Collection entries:
┌──
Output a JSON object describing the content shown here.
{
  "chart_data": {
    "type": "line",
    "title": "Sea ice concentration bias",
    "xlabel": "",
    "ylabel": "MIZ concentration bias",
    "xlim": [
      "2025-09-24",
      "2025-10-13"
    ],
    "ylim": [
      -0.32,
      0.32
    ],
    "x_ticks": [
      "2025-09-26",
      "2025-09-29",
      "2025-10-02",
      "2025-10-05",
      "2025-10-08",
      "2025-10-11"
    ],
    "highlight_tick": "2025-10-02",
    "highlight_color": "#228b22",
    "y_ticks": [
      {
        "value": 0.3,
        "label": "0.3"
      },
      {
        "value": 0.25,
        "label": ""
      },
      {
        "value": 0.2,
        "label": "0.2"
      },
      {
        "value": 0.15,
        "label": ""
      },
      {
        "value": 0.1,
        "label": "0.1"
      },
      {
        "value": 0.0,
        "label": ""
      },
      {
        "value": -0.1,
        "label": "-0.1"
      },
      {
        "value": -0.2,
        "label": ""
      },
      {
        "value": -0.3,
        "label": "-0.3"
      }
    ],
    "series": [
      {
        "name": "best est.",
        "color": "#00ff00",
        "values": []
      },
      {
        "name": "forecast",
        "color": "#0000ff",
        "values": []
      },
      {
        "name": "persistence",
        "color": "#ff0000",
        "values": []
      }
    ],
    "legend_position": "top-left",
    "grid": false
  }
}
└──
What the exercise asks: Return every line above in which the string "name" occurs.

Answer for this exercise:
        "name": "best est.",
        "name": "forecast",
        "name": "persistence",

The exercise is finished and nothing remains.